= SHORT EXERCISE =
Every entry below must be repeated exactly; skip the pictures.

= TASK MATERIAL =
————————

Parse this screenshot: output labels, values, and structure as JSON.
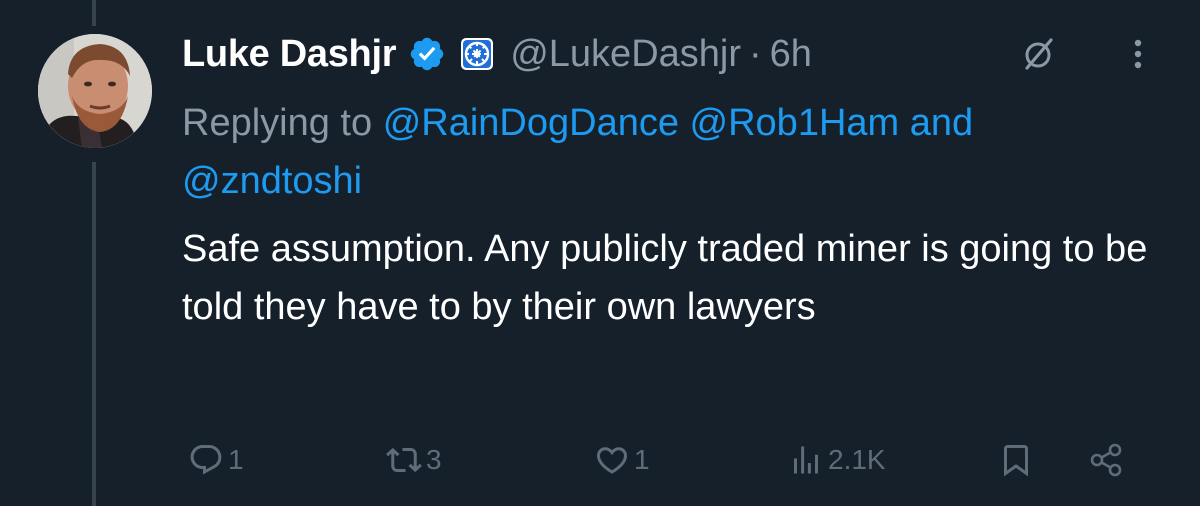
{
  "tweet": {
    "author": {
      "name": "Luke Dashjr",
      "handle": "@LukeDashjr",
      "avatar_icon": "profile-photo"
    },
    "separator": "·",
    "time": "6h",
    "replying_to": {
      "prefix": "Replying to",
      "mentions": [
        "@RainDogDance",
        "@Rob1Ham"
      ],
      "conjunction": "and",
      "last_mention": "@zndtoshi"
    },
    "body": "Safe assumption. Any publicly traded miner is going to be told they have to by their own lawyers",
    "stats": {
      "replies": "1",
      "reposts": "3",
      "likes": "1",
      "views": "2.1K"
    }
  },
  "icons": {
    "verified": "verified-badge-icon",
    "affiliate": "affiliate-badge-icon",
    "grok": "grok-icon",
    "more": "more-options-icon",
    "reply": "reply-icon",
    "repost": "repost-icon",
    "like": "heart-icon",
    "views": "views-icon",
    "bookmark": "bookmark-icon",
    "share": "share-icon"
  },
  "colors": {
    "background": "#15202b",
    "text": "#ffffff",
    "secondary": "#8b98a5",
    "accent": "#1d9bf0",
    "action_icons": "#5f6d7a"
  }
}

————————

= THE RESULT =
Parse this screenshot: output labels, values, and structure as JSON.
{
  "tweet": {
    "author": {
      "name": "Luke Dashjr",
      "handle": "@LukeDashjr",
      "avatar_icon": "profile-photo"
    },
    "separator": "·",
    "time": "6h",
    "replying_to": {
      "prefix": "Replying to",
      "mentions": [
        "@RainDogDance",
        "@Rob1Ham"
      ],
      "conjunction": "and",
      "last_mention": "@zndtoshi"
    },
    "body": "Safe assumption. Any publicly traded miner is going to be told they have to by their own lawyers",
    "stats": {
      "replies": "1",
      "reposts": "3",
      "likes": "1",
      "views": "2.1K"
    }
  },
  "icons": {
    "verified": "verified-badge-icon",
    "affiliate": "affiliate-badge-icon",
    "grok": "grok-icon",
    "more": "more-options-icon",
    "reply": "reply-icon",
    "repost": "repost-icon",
    "like": "heart-icon",
    "views": "views-icon",
    "bookmark": "bookmark-icon",
    "share": "share-icon"
  },
  "colors": {
    "background": "#15202b",
    "text": "#ffffff",
    "secondary": "#8b98a5",
    "accent": "#1d9bf0",
    "action_icons": "#5f6d7a"
  }
}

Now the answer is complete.